● **RAW DATA**
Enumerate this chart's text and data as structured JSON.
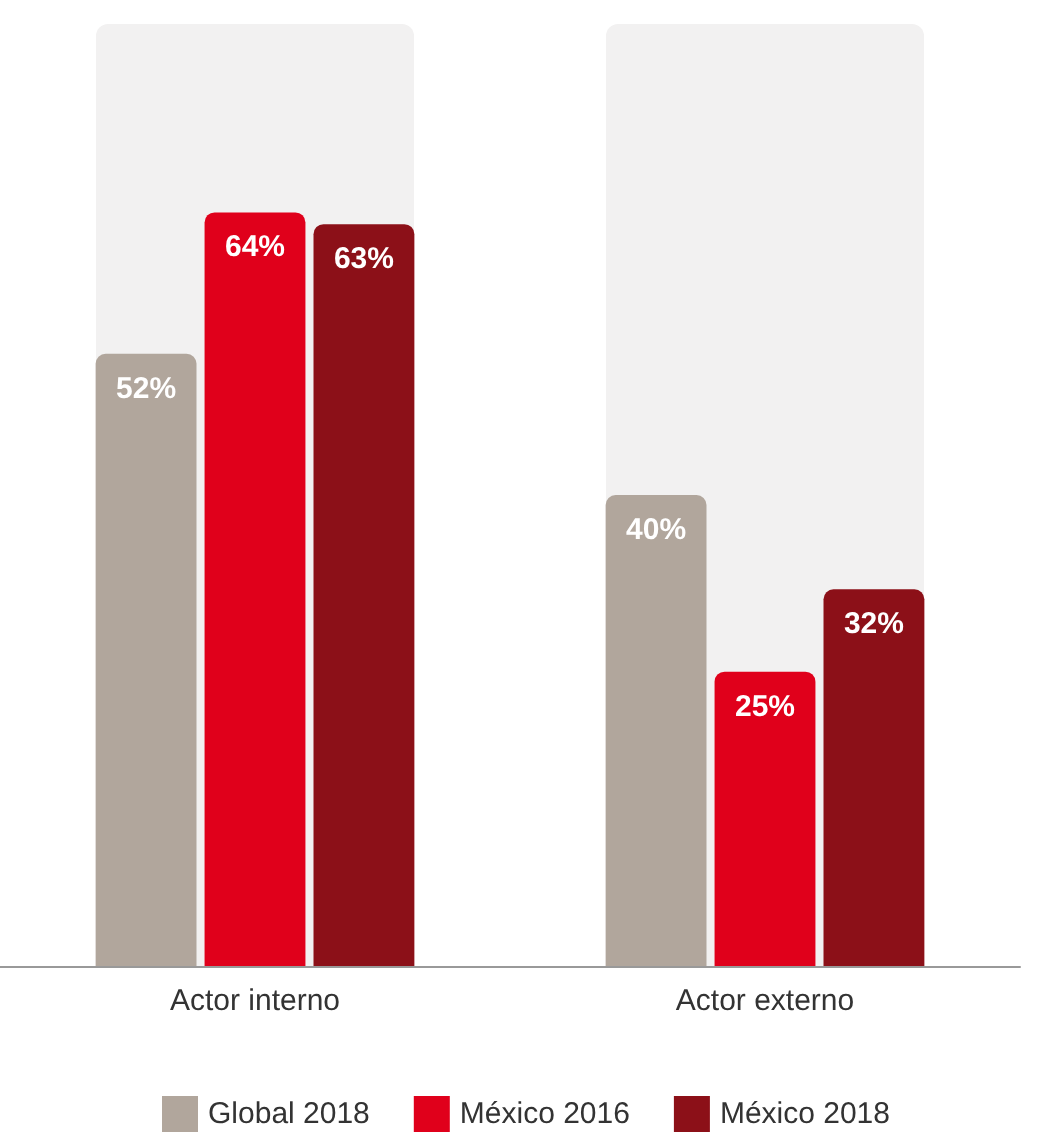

...

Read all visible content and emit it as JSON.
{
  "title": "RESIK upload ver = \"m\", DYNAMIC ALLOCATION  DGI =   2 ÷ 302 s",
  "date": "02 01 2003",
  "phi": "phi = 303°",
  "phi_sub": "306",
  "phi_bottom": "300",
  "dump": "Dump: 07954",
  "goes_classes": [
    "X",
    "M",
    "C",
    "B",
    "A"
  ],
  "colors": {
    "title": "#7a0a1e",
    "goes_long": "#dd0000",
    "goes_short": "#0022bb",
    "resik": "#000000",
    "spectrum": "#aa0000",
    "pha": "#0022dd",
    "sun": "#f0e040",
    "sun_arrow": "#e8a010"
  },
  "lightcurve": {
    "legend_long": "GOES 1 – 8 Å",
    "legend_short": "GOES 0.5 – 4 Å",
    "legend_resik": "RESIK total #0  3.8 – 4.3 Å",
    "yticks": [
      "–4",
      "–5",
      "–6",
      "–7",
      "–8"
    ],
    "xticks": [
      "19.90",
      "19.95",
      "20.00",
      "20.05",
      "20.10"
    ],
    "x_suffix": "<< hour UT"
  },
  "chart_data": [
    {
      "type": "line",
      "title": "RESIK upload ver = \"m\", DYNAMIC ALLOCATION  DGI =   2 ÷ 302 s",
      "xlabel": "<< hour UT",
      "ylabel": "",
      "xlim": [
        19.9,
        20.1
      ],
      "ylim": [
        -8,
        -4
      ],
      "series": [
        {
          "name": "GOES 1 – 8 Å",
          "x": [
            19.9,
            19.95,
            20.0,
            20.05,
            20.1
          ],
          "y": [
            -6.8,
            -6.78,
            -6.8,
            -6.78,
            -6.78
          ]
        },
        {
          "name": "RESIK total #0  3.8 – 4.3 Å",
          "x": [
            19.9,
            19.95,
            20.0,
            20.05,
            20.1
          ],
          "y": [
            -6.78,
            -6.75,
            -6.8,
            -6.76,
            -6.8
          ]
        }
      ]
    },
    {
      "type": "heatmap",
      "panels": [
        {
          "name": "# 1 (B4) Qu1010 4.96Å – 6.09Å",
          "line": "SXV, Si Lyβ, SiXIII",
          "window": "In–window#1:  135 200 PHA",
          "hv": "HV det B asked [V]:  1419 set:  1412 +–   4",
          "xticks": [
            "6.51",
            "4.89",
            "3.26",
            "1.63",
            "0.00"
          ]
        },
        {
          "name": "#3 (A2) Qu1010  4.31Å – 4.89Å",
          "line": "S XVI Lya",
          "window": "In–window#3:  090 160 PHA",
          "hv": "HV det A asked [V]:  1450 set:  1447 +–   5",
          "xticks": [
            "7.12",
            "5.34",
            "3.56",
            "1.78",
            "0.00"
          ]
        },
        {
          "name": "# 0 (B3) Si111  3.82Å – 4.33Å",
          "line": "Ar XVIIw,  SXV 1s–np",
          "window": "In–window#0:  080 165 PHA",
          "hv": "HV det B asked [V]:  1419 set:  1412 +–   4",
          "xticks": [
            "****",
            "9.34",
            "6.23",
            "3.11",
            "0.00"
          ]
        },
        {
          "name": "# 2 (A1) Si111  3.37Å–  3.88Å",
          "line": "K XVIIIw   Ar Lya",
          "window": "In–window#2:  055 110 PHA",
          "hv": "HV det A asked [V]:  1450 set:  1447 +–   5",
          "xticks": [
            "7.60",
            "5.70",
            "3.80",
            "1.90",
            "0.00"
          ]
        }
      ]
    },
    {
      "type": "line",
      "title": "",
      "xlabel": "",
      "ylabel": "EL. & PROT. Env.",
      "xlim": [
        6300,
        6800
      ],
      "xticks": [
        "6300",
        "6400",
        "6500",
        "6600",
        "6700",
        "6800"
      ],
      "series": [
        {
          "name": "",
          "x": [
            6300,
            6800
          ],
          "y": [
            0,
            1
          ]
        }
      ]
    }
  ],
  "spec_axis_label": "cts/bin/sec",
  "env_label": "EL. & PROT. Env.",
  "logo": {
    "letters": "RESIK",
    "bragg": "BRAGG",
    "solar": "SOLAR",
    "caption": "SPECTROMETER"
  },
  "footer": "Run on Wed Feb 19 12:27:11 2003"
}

* * *

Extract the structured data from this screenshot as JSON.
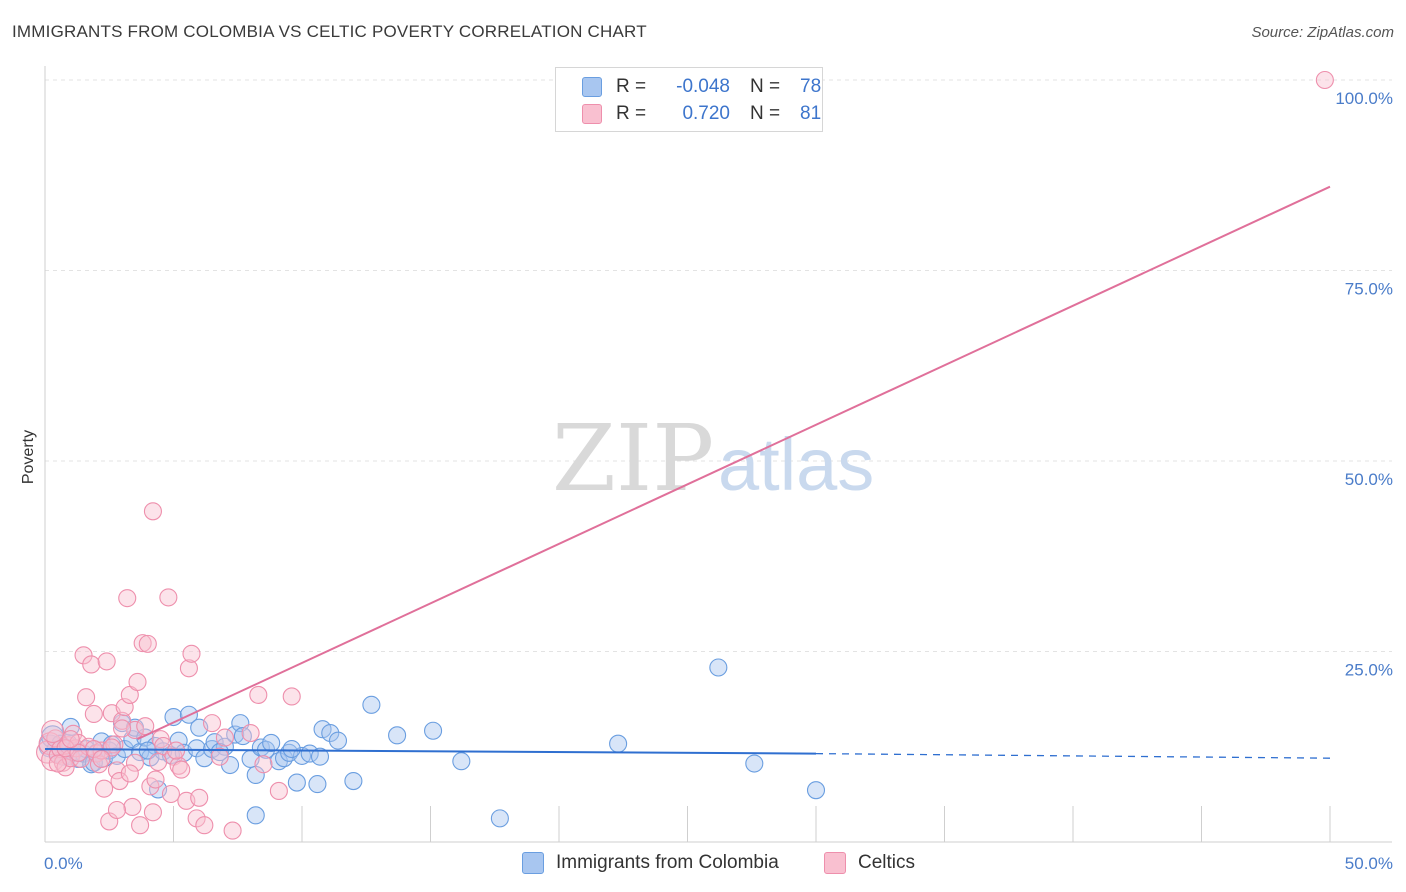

● **WHAT YOU ARE ASKED TO DO**
Collect the complete line wherever the string "this" appears in the records.

● **FINISHED ANSWER**
Enumerate this chart's text and data as structured JSON.
Extract the structured data from this screenshot as JSON.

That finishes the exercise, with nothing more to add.